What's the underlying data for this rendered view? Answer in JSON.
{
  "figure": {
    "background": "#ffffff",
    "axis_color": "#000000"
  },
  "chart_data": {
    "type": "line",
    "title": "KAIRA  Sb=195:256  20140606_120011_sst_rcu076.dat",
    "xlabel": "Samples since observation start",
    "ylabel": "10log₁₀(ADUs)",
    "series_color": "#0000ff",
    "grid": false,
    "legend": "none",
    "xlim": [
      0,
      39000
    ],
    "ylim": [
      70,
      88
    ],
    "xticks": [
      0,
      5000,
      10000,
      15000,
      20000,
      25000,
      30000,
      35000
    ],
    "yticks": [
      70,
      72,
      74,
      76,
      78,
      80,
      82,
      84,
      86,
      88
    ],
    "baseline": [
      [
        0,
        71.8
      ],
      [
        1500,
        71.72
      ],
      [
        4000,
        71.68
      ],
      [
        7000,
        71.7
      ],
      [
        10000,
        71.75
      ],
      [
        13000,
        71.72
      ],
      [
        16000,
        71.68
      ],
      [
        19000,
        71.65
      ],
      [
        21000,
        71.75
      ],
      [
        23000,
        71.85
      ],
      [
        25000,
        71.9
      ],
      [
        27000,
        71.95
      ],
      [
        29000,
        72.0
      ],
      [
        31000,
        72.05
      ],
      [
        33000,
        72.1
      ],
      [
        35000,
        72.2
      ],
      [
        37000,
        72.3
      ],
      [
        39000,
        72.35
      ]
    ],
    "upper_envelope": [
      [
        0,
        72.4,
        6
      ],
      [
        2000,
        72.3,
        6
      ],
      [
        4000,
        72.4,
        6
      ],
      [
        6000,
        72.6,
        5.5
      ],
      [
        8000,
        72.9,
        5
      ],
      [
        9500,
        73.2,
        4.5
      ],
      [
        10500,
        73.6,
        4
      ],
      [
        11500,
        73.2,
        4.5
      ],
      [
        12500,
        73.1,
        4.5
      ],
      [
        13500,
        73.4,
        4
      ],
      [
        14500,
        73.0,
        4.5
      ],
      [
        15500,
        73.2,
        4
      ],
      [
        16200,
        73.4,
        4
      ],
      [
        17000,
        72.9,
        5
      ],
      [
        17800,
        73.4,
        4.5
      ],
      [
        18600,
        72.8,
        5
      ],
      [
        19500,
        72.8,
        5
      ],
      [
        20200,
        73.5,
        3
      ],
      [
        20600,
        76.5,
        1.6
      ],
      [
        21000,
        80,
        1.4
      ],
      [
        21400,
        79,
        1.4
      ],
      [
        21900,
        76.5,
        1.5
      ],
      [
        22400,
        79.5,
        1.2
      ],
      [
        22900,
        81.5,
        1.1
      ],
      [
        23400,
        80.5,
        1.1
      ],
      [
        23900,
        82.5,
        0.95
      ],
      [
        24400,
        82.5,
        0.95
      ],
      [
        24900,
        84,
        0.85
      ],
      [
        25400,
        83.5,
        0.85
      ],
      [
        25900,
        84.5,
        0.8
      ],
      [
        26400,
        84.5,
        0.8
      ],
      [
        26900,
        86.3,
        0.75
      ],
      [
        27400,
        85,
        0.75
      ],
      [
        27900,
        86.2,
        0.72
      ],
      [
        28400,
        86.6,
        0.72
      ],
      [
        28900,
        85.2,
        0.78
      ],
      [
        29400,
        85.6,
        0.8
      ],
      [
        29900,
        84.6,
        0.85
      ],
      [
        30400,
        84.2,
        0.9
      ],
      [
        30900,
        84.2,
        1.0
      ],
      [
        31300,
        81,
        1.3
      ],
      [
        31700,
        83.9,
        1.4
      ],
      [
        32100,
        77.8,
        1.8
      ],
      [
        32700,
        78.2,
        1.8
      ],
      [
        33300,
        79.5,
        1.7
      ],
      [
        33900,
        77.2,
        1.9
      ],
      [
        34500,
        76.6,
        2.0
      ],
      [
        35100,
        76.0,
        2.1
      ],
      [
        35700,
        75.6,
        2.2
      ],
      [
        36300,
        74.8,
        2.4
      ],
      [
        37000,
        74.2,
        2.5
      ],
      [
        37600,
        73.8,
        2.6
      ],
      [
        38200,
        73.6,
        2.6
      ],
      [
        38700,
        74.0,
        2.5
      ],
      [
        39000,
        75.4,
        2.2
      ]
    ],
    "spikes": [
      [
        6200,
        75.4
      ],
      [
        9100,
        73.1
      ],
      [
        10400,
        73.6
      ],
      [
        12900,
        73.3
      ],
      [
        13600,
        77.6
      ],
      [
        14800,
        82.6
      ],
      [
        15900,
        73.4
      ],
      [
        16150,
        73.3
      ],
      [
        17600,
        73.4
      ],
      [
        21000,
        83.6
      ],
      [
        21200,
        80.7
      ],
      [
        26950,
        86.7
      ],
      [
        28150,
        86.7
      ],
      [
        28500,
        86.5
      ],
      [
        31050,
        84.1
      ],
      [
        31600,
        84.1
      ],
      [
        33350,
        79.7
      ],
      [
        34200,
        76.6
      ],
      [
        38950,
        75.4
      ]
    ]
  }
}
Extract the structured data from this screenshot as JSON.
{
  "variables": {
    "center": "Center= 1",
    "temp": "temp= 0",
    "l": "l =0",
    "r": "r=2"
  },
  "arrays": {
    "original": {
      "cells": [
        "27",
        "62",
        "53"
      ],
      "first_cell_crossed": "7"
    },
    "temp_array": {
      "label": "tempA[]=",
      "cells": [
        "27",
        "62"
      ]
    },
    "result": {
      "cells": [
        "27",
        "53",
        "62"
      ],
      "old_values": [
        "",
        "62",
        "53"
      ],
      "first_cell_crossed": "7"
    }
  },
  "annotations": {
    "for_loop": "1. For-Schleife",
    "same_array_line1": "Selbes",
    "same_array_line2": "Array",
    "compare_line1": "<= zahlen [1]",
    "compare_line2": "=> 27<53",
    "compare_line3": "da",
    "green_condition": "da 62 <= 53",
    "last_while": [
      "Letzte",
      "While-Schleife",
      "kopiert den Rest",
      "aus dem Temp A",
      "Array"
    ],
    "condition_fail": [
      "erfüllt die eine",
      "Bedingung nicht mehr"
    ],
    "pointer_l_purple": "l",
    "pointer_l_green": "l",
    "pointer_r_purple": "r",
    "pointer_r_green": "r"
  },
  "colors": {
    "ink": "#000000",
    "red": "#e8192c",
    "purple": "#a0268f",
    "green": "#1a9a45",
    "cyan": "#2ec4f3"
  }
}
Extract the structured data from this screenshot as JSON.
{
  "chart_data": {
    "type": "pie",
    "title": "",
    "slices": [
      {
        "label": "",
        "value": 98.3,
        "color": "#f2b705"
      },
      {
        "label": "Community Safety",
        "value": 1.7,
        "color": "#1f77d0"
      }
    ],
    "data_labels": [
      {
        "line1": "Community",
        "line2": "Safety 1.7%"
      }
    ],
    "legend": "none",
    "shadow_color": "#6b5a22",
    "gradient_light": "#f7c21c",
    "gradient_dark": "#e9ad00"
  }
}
● ● ● ● ●
» Required task
Produce an exact copy of every entry above.

» Answer for the task
What's the underlying data for this rendered view? Answer in JSON.
{
  "figure": {
    "background": "#ffffff",
    "axis_color": "#000000"
  },
  "chart_data": {
    "type": "line",
    "title": "KAIRA  Sb=195:256  20140606_120011_sst_rcu076.dat",
    "xlabel": "Samples since observation start",
    "ylabel": "10log₁₀(ADUs)",
    "series_color": "#0000ff",
    "grid": false,
    "legend": "none",
    "xlim": [
      0,
      39000
    ],
    "ylim": [
      70,
      88
    ],
    "xticks": [
      0,
      5000,
      10000,
      15000,
      20000,
      25000,
      30000,
      35000
    ],
    "yticks": [
      70,
      72,
      74,
      76,
      78,
      80,
      82,
      84,
      86,
      88
    ],
    "baseline": [
      [
        0,
        71.8
      ],
      [
        1500,
        71.72
      ],
      [
        4000,
        71.68
      ],
      [
        7000,
        71.7
      ],
      [
        10000,
        71.75
      ],
      [
        13000,
        71.72
      ],
      [
        16000,
        71.68
      ],
      [
        19000,
        71.65
      ],
      [
        21000,
        71.75
      ],
      [
        23000,
        71.85
      ],
      [
        25000,
        71.9
      ],
      [
        27000,
        71.95
      ],
      [
        29000,
        72.0
      ],
      [
        31000,
        72.05
      ],
      [
        33000,
        72.1
      ],
      [
        35000,
        72.2
      ],
      [
        37000,
        72.3
      ],
      [
        39000,
        72.35
      ]
    ],
    "upper_envelope": [
      [
        0,
        72.4,
        6
      ],
      [
        2000,
        72.3,
        6
      ],
      [
        4000,
        72.4,
        6
      ],
      [
        6000,
        72.6,
        5.5
      ],
      [
        8000,
        72.9,
        5
      ],
      [
        9500,
        73.2,
        4.5
      ],
      [
        10500,
        73.6,
        4
      ],
      [
        11500,
        73.2,
        4.5
      ],
      [
        12500,
        73.1,
        4.5
      ],
      [
        13500,
        73.4,
        4
      ],
      [
        14500,
        73.0,
        4.5
      ],
      [
        15500,
        73.2,
        4
      ],
      [
        16200,
        73.4,
        4
      ],
      [
        17000,
        72.9,
        5
      ],
      [
        17800,
        73.4,
        4.5
      ],
      [
        18600,
        72.8,
        5
      ],
      [
        19500,
        72.8,
        5
      ],
      [
        20200,
        73.5,
        3
      ],
      [
        20600,
        76.5,
        1.6
      ],
      [
        21000,
        80,
        1.4
      ],
      [
        21400,
        79,
        1.4
      ],
      [
        21900,
        76.5,
        1.5
      ],
      [
        22400,
        79.5,
        1.2
      ],
      [
        22900,
        81.5,
        1.1
      ],
      [
        23400,
        80.5,
        1.1
      ],
      [
        23900,
        82.5,
        0.95
      ],
      [
        24400,
        82.5,
        0.95
      ],
      [
        24900,
        84,
        0.85
      ],
      [
        25400,
        83.5,
        0.85
      ],
      [
        25900,
        84.5,
        0.8
      ],
      [
        26400,
        84.5,
        0.8
      ],
      [
        26900,
        86.3,
        0.75
      ],
      [
        27400,
        85,
        0.75
      ],
      [
        27900,
        86.2,
        0.72
      ],
      [
        28400,
        86.6,
        0.72
      ],
      [
        28900,
        85.2,
        0.78
      ],
      [
        29400,
        85.6,
        0.8
      ],
      [
        29900,
        84.6,
        0.85
      ],
      [
        30400,
        84.2,
        0.9
      ],
      [
        30900,
        84.2,
        1.0
      ],
      [
        31300,
        81,
        1.3
      ],
      [
        31700,
        83.9,
        1.4
      ],
      [
        32100,
        77.8,
        1.8
      ],
      [
        32700,
        78.2,
        1.8
      ],
      [
        33300,
        79.5,
        1.7
      ],
      [
        33900,
        77.2,
        1.9
      ],
      [
        34500,
        76.6,
        2.0
      ],
      [
        35100,
        76.0,
        2.1
      ],
      [
        35700,
        75.6,
        2.2
      ],
      [
        36300,
        74.8,
        2.4
      ],
      [
        37000,
        74.2,
        2.5
      ],
      [
        37600,
        73.8,
        2.6
      ],
      [
        38200,
        73.6,
        2.6
      ],
      [
        38700,
        74.0,
        2.5
      ],
      [
        39000,
        75.4,
        2.2
      ]
    ],
    "spikes": [
      [
        6200,
        75.4
      ],
      [
        9100,
        73.1
      ],
      [
        10400,
        73.6
      ],
      [
        12900,
        73.3
      ],
      [
        13600,
        77.6
      ],
      [
        14800,
        82.6
      ],
      [
        15900,
        73.4
      ],
      [
        16150,
        73.3
      ],
      [
        17600,
        73.4
      ],
      [
        21000,
        83.6
      ],
      [
        21200,
        80.7
      ],
      [
        26950,
        86.7
      ],
      [
        28150,
        86.7
      ],
      [
        28500,
        86.5
      ],
      [
        31050,
        84.1
      ],
      [
        31600,
        84.1
      ],
      [
        33350,
        79.7
      ],
      [
        34200,
        76.6
      ],
      [
        38950,
        75.4
      ]
    ]
  }
}
Extract the structured data from this screenshot as JSON.
{
  "variables": {
    "center": "Center= 1",
    "temp": "temp= 0",
    "l": "l =0",
    "r": "r=2"
  },
  "arrays": {
    "original": {
      "cells": [
        "27",
        "62",
        "53"
      ],
      "first_cell_crossed": "7"
    },
    "temp_array": {
      "label": "tempA[]=",
      "cells": [
        "27",
        "62"
      ]
    },
    "result": {
      "cells": [
        "27",
        "53",
        "62"
      ],
      "old_values": [
        "",
        "62",
        "53"
      ],
      "first_cell_crossed": "7"
    }
  },
  "annotations": {
    "for_loop": "1. For-Schleife",
    "same_array_line1": "Selbes",
    "same_array_line2": "Array",
    "compare_line1": "<= zahlen [1]",
    "compare_line2": "=> 27<53",
    "compare_line3": "da",
    "green_condition": "da 62 <= 53",
    "last_while": [
      "Letzte",
      "While-Schleife",
      "kopiert den Rest",
      "aus dem Temp A",
      "Array"
    ],
    "condition_fail": [
      "erfüllt die eine",
      "Bedingung nicht mehr"
    ],
    "pointer_l_purple": "l",
    "pointer_l_green": "l",
    "pointer_r_purple": "r",
    "pointer_r_green": "r"
  },
  "colors": {
    "ink": "#000000",
    "red": "#e8192c",
    "purple": "#a0268f",
    "green": "#1a9a45",
    "cyan": "#2ec4f3"
  }
}
Extract the structured data from this screenshot as JSON.
{
  "chart_data": {
    "type": "pie",
    "title": "",
    "slices": [
      {
        "label": "",
        "value": 98.3,
        "color": "#f2b705"
      },
      {
        "label": "Community Safety",
        "value": 1.7,
        "color": "#1f77d0"
      }
    ],
    "data_labels": [
      {
        "line1": "Community",
        "line2": "Safety 1.7%"
      }
    ],
    "legend": "none",
    "shadow_color": "#6b5a22",
    "gradient_light": "#f7c21c",
    "gradient_dark": "#e9ad00"
  }
}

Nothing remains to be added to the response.